Records from a data source:

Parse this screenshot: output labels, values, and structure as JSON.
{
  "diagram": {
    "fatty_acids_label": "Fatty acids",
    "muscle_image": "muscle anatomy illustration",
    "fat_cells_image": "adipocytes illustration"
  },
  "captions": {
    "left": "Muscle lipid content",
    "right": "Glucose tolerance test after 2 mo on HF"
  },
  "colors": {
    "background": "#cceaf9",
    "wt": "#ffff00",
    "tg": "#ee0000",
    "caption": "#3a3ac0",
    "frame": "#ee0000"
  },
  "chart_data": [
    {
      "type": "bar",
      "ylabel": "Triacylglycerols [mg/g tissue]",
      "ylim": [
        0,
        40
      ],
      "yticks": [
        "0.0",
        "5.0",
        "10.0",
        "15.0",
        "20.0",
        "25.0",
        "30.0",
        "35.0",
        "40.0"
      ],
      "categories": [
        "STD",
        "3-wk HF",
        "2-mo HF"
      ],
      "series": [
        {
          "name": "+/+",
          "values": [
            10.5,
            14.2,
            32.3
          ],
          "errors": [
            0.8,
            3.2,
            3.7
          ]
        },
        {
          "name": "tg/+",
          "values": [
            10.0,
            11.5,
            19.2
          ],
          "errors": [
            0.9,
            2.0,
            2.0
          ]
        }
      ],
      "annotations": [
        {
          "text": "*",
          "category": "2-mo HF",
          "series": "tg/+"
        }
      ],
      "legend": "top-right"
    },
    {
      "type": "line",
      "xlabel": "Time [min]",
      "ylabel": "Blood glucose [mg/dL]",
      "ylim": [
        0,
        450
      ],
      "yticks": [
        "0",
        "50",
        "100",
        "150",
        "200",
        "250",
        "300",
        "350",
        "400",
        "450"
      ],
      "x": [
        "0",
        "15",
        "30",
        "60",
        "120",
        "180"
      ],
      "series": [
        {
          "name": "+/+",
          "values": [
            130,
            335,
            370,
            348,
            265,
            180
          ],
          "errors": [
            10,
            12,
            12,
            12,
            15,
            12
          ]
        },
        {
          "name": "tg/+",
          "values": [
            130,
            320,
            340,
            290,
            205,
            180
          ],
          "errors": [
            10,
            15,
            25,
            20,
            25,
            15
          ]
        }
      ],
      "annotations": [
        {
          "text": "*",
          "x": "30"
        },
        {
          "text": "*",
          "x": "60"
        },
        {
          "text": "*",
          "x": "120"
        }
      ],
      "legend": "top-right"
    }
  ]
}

Given problem: Report each line of the material above where the word "illustration" appears.

Solution to this task:
    "muscle_image": "muscle anatomy illustration",
    "fat_cells_image": "adipocytes illustration"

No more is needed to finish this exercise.